§ Problem details
Place every line of the records below into a numbered list, omitting any blank lines.

Stored data:
# # #
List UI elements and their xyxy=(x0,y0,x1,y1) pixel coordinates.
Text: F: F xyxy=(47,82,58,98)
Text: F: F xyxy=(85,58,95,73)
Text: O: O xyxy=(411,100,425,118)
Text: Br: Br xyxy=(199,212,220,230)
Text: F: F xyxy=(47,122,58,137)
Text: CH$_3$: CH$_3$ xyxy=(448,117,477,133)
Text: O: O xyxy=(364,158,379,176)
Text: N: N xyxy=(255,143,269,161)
# # #
§ Answer to this task
1. List UI elements and their xyxy=(x0,y0,x1,y1) pixel coordinates.
2. Text: F: F xyxy=(47,82,58,98)
3. Text: F: F xyxy=(85,58,95,73)
4. Text: O: O xyxy=(411,100,425,118)
5. Text: Br: Br xyxy=(199,212,220,230)
6. Text: F: F xyxy=(47,122,58,137)
7. Text: CH$_3$: CH$_3$ xyxy=(448,117,477,133)
8. Text: O: O xyxy=(364,158,379,176)
9. Text: N: N xyxy=(255,143,269,161)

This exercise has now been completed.